## BEGIN EXERCISE MATERIAL

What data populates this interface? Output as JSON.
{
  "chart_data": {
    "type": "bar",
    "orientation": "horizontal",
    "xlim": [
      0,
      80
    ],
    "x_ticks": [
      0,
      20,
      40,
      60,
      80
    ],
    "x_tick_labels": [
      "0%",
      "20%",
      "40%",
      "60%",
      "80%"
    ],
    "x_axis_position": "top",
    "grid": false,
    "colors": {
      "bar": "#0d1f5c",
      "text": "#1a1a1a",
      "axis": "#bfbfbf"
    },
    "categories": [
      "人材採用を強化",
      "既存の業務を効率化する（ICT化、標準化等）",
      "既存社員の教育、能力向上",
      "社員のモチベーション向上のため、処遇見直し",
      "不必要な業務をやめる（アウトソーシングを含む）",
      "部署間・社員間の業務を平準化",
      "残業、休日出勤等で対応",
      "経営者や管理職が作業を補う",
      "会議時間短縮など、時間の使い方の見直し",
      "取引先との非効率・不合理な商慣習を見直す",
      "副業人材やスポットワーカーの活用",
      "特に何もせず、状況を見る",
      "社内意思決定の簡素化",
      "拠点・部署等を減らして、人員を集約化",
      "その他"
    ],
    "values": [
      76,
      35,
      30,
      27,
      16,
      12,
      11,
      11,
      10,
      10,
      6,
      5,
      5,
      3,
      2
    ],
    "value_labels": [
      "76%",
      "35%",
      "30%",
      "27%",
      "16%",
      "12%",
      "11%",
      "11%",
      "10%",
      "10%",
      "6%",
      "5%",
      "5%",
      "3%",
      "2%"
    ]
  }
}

## END EXERCISE MATERIAL

§ OBJECTIVE
Print all of the entries again, exactly as written.

§ WRITTEN SOLUTION
What data populates this interface? Output as JSON.
{
  "chart_data": {
    "type": "bar",
    "orientation": "horizontal",
    "xlim": [
      0,
      80
    ],
    "x_ticks": [
      0,
      20,
      40,
      60,
      80
    ],
    "x_tick_labels": [
      "0%",
      "20%",
      "40%",
      "60%",
      "80%"
    ],
    "x_axis_position": "top",
    "grid": false,
    "colors": {
      "bar": "#0d1f5c",
      "text": "#1a1a1a",
      "axis": "#bfbfbf"
    },
    "categories": [
      "人材採用を強化",
      "既存の業務を効率化する（ICT化、標準化等）",
      "既存社員の教育、能力向上",
      "社員のモチベーション向上のため、処遇見直し",
      "不必要な業務をやめる（アウトソーシングを含む）",
      "部署間・社員間の業務を平準化",
      "残業、休日出勤等で対応",
      "経営者や管理職が作業を補う",
      "会議時間短縮など、時間の使い方の見直し",
      "取引先との非効率・不合理な商慣習を見直す",
      "副業人材やスポットワーカーの活用",
      "特に何もせず、状況を見る",
      "社内意思決定の簡素化",
      "拠点・部署等を減らして、人員を集約化",
      "その他"
    ],
    "values": [
      76,
      35,
      30,
      27,
      16,
      12,
      11,
      11,
      10,
      10,
      6,
      5,
      5,
      3,
      2
    ],
    "value_labels": [
      "76%",
      "35%",
      "30%",
      "27%",
      "16%",
      "12%",
      "11%",
      "11%",
      "10%",
      "10%",
      "6%",
      "5%",
      "5%",
      "3%",
      "2%"
    ]
  }
}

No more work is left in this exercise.